> **Problem set**:
**a)** Answer these questions using the article on the Michigan gay marriage ruling, one answer per line, marked (i), (ii), (iii):
(i) How many pages long was the judge's ruling?
(ii) How long after the trial was the ruling released?
(iii) Who issues marriage licenses in Michigan?
**b)** For each statement below, say yes or no depending on whether it agrees with the article on the Michigan gay marriage ruling. Support each answer with the deciding words from the article, quoted exactly.
(i) The decision was filed before most county clerk offices had closed.
(ii) The trial mostly focused on the impact of same-sex parenting on children.
(iii) Voters widely embraced the law about a decade ago.
**c)** Proceed with the article on the Michigan gay marriage ruling, starting after its last sentence.

> **Source extract**:
Judge strikes down Michigan’s ban on gay marriage

 Michigan’s ban on gay marriage is unconstitutional, a federal judge said Friday as he struck down a law that was widely embraced by voters a decade ago — the latest in a recent series of decisions overturning similar prohibitions across the country.

U.S. District Judge Bernard Friedman released his 31-page ruling exactly two weeks after a rare trial that mostly focused on the impact of same-sex parenting on children.

He noted that supporters of same-sex marriage believe the Michigan ban was at least partly the result of animosity toward gays and lesbians.

Lesbians

“Many Michigan residents have religious convictions whose principles govern the conduct of their daily lives and inform their own viewpoints about marriage,” Friedman said. “Nonetheless, these views cannot strip other citizens of the guarantees of equal protection under the law.”

The decision was filed shortly after 5 p.m. in Detroit, when most county clerk offices were closed. Clerks issue marriage licenses in Michigan.

> **Information given**:
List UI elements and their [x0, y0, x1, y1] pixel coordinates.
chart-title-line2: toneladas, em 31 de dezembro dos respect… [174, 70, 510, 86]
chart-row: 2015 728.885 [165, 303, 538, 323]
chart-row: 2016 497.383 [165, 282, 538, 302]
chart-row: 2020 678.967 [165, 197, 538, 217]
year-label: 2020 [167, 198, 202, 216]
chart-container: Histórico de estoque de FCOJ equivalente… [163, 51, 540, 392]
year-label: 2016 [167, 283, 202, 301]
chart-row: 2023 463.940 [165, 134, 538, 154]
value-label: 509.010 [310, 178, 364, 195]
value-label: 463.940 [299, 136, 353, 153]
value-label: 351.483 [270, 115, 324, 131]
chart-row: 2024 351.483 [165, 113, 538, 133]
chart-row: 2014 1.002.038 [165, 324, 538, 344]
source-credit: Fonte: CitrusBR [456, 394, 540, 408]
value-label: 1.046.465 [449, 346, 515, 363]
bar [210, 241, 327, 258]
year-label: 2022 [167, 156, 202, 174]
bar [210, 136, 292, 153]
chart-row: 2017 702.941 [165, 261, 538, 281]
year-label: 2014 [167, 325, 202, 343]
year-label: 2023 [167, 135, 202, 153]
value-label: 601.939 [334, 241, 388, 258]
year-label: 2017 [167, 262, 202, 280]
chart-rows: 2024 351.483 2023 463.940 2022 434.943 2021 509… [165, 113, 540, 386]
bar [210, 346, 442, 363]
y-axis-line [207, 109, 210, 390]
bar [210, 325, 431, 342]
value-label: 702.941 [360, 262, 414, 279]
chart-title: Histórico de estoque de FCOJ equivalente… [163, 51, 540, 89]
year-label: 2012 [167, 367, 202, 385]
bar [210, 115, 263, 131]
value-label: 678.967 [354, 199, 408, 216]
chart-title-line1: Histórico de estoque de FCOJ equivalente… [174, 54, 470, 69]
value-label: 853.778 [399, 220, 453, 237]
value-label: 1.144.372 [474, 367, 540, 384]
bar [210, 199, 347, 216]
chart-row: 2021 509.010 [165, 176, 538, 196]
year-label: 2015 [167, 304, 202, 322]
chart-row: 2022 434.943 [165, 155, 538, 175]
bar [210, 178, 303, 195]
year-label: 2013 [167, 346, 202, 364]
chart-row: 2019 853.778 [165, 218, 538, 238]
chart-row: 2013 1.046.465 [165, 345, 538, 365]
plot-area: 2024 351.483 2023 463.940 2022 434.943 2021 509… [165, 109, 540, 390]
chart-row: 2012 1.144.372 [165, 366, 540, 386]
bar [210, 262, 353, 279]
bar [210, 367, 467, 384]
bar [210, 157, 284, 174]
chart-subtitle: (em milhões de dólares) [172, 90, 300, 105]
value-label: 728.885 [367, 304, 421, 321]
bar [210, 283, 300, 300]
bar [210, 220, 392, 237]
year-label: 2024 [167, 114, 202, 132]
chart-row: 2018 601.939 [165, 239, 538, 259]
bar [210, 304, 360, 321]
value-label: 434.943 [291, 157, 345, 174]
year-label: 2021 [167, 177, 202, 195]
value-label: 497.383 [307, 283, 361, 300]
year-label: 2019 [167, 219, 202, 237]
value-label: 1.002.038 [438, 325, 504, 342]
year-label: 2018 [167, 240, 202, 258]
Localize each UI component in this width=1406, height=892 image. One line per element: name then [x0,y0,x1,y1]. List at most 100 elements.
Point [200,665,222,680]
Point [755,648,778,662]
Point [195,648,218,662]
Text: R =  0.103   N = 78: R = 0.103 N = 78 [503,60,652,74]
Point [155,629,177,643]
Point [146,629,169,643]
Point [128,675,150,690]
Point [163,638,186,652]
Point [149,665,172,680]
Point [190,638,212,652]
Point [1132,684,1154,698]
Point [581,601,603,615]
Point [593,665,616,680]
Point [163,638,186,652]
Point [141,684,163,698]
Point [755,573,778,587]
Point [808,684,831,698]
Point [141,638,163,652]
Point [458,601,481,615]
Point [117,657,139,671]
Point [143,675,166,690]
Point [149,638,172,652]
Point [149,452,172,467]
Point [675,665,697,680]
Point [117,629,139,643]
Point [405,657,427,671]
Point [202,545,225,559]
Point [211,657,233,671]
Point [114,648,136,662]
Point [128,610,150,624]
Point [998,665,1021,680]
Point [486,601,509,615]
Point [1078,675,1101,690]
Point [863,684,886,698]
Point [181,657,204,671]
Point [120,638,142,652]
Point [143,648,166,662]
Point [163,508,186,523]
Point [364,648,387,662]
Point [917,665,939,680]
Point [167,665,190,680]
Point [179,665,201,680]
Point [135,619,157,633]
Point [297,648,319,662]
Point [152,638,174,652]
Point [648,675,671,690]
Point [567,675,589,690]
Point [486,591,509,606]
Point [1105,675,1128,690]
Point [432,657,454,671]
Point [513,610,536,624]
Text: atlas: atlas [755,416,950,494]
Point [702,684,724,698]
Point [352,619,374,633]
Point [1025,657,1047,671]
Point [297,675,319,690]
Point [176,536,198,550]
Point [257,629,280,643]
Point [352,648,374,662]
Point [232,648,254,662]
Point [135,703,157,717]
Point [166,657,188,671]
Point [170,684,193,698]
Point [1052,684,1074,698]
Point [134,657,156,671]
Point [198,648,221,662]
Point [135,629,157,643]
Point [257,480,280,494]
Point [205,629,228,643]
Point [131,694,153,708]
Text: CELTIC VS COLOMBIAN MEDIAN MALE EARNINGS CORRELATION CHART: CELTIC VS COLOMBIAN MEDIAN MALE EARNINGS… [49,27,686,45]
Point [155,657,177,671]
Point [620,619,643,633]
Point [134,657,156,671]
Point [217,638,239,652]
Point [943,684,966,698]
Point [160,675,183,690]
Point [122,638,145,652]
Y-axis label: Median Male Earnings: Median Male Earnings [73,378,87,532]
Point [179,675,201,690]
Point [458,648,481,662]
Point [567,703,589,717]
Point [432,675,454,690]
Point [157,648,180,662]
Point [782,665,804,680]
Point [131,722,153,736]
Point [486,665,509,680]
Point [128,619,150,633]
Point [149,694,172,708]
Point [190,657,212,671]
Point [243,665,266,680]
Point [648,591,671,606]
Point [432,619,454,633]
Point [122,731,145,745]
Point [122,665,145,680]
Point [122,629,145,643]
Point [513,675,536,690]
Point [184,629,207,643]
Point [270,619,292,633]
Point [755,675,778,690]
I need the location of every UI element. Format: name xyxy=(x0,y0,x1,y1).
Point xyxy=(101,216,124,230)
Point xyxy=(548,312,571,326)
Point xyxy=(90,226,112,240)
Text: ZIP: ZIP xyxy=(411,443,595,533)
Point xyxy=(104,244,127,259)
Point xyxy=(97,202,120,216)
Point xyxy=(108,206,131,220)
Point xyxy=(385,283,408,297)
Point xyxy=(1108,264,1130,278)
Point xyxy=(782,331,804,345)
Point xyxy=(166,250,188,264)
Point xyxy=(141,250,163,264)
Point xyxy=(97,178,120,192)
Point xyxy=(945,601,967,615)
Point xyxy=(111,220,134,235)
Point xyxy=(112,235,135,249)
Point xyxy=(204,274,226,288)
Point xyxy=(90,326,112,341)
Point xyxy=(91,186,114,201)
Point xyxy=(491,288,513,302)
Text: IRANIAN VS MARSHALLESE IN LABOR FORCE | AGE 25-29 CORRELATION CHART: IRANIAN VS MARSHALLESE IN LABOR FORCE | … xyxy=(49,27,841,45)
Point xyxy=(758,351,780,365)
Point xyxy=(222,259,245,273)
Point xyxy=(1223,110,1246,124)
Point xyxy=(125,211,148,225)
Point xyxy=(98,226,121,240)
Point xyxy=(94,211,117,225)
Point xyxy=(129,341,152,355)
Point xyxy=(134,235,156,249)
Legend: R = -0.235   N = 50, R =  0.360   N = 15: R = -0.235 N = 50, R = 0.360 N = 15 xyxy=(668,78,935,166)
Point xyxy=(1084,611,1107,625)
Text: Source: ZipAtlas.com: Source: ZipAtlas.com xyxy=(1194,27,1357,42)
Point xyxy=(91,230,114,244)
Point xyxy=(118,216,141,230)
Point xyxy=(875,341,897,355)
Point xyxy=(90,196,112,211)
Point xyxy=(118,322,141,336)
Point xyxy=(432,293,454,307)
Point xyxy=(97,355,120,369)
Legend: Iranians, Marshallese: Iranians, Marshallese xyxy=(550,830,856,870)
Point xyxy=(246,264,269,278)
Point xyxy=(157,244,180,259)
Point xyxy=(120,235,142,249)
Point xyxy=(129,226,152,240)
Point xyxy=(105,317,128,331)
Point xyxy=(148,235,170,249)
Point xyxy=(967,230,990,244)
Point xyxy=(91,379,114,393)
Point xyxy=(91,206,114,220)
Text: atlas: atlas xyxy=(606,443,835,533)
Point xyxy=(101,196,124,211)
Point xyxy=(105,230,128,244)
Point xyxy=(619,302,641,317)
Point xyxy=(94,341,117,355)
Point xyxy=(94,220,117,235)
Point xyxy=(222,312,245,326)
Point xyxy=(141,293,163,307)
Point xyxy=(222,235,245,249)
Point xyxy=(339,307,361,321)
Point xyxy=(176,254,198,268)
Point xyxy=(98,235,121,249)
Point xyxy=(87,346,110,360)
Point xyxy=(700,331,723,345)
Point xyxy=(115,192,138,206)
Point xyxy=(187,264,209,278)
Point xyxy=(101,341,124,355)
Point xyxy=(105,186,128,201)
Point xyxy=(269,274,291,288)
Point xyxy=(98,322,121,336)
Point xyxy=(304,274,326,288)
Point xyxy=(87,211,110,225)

> **Written answers**:
**a)**
(i) 31 pages
(ii) Exactly two weeks
(iii) Clerks

**b)**
(i) No: "The decision was filed shortly after 5 p.m. in Detroit, when most county clerk offices were closed."
(ii) Yes: "a rare trial that mostly focused on the impact of same-sex parenting on children"
(iii) Yes: "a law that was widely embraced by voters a decade ago"

**c)**
Attorney General Bill Schuette said he would immediately ask a federal appeals court to freeze Friedman’s decision and prevent same-sex couples from marrying while he appeals the case.

Seventeen states and the District of Columbia issue licenses for same-sex marriage. Since December, bans on gay marriage have been overturned in Texas, Utah, Oklahoma and Virginia, but appeals have put those cases on hold.

Two Detroit-area nurses, Jayne Rowse and April DeBoer, want to get married, but the original purpose of their 2012 lawsuit was to overturn Michigan’s ban on joint adoptions by same-sex couples.

They are raising three adopted children with special needs at their Hazel Park home. But they can’t jointly adopt each other’s kids because joint adoption in the state is tied exclusively to marriage.

Attorney Dana Nessel read portions of the decision on live TV at the kitchen table in the DeBoer-Rowse home.

“It’s unbelievable,” DeBoer said on television. “We got our day in court. We won.”

Rowse, 49, and DeBoer, 42, didn’t testify, and the trial had nothing to do with their relationship. In fact, attorneys for the state told the judge that they are great parents.

Instead, the state urged the judge to respect the results of a 2004 election in which 59 percent of voters approved a constitutional amendment that said marriage in Michigan can only be between a man and a woman. Conservative scholars also questioned the impact of same-sex parenting on children.

The judge wasn’t moved.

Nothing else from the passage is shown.